__Exercise objective__. Take from the listing each line that has the string "efficiency".

__Available records__.
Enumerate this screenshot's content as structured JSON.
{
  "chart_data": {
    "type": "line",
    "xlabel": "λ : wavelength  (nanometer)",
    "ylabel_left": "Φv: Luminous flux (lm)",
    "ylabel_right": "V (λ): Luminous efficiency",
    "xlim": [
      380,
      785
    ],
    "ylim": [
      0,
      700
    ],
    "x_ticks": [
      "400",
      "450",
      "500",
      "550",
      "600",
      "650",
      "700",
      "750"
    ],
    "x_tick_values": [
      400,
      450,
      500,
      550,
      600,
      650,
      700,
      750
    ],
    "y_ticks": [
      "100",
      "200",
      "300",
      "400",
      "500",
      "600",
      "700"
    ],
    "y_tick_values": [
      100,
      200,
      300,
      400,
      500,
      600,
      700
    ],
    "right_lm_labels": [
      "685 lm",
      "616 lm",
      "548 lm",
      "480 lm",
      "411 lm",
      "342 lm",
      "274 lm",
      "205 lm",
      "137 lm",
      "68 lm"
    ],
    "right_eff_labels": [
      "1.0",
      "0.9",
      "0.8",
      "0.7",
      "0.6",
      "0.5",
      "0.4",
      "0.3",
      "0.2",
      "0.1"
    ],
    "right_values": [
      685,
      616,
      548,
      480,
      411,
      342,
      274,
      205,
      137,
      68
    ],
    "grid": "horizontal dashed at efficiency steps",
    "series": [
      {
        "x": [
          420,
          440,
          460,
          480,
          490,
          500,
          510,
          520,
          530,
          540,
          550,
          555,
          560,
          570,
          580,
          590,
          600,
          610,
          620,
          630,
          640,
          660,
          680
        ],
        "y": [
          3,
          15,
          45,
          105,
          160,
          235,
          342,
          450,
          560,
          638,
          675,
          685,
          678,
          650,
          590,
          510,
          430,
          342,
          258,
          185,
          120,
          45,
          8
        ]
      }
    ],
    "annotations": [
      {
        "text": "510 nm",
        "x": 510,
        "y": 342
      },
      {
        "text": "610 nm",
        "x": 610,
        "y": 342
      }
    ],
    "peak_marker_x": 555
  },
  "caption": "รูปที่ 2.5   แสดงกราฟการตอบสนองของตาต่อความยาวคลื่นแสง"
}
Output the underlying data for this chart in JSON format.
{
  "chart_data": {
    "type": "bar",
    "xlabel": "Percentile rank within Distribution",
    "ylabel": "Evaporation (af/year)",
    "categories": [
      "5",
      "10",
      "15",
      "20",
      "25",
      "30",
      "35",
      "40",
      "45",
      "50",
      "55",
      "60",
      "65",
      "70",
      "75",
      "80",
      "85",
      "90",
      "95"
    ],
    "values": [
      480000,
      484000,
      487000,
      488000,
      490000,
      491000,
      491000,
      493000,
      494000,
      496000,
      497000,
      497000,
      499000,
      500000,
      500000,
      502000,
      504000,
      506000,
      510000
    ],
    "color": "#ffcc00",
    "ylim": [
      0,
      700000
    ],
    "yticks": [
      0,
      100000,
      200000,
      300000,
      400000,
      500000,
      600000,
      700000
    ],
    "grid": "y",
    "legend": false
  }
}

* * *

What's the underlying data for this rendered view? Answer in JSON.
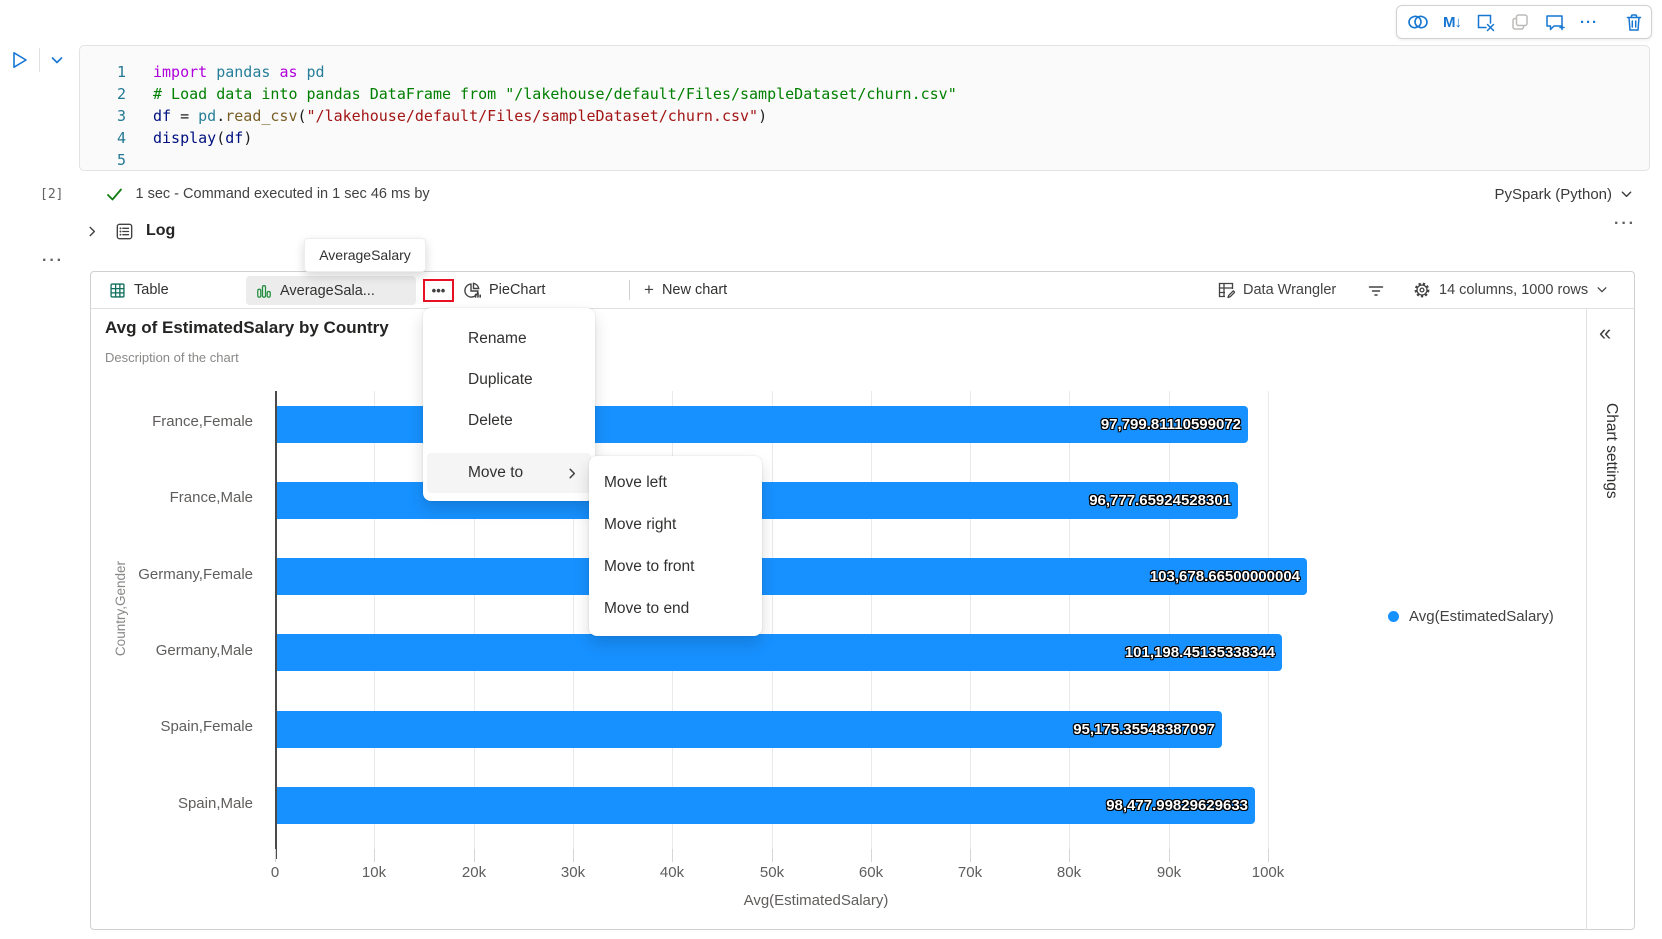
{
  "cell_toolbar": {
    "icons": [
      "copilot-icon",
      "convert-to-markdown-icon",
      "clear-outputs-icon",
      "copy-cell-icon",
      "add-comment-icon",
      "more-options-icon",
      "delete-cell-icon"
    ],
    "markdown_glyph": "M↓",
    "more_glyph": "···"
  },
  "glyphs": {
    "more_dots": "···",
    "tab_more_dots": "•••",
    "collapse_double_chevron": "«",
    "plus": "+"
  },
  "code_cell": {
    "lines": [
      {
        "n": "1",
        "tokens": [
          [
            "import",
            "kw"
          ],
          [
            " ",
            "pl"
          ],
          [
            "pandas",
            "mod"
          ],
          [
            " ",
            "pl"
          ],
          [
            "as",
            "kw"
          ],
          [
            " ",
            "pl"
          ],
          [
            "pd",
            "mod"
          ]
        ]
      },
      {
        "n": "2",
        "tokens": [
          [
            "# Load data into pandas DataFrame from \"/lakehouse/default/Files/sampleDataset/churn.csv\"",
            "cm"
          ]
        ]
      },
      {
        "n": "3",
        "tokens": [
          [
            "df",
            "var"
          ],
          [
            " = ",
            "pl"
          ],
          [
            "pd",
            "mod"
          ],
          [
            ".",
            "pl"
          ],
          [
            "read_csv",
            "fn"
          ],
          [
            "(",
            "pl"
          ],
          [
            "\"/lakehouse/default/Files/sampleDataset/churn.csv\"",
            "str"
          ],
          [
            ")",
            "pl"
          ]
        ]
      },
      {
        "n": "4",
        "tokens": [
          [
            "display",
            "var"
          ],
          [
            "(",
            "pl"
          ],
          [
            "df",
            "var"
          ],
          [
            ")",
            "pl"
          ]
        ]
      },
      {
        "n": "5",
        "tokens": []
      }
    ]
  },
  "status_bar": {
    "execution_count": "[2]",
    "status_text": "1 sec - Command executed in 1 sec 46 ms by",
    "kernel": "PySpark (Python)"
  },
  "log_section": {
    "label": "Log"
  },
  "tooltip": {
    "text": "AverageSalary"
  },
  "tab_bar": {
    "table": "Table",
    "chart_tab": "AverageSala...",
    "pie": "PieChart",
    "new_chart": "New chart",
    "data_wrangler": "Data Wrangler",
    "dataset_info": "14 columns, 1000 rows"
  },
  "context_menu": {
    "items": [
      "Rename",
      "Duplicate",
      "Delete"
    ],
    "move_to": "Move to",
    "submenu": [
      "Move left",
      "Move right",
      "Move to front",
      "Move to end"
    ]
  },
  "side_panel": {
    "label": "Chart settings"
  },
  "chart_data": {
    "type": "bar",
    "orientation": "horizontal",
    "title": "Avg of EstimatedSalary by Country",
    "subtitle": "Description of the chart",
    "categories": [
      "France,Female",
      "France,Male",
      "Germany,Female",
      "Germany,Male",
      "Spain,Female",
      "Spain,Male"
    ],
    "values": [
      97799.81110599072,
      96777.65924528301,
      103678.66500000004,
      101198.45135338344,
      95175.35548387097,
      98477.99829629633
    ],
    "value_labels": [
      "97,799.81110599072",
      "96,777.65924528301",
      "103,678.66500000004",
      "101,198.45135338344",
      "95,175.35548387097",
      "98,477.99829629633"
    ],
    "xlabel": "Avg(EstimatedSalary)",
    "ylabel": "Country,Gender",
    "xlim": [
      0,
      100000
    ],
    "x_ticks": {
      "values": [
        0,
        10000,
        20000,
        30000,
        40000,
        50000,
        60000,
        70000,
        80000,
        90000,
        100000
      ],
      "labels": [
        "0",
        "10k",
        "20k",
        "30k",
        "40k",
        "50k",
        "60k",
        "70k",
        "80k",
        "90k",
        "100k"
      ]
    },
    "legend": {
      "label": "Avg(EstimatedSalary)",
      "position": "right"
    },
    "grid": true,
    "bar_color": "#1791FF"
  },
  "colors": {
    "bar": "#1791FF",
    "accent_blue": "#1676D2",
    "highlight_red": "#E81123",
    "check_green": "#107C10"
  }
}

...

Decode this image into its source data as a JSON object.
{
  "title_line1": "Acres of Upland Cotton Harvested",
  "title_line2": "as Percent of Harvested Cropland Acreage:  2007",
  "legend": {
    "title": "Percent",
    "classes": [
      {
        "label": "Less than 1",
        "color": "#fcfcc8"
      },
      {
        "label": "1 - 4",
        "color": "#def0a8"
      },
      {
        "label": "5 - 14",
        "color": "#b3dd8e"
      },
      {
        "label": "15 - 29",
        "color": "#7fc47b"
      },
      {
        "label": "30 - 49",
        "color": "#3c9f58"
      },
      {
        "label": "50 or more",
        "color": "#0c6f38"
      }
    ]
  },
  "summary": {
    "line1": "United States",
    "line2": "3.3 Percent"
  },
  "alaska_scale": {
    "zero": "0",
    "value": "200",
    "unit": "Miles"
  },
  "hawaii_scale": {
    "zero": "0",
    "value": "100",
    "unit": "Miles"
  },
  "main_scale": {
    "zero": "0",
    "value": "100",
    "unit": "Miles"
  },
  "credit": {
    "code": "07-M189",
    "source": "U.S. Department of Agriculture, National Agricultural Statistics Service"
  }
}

__The result__.
    "ylabel_right": "V (λ): Luminous efficiency",
    "grid": "horizontal dashed at efficiency steps",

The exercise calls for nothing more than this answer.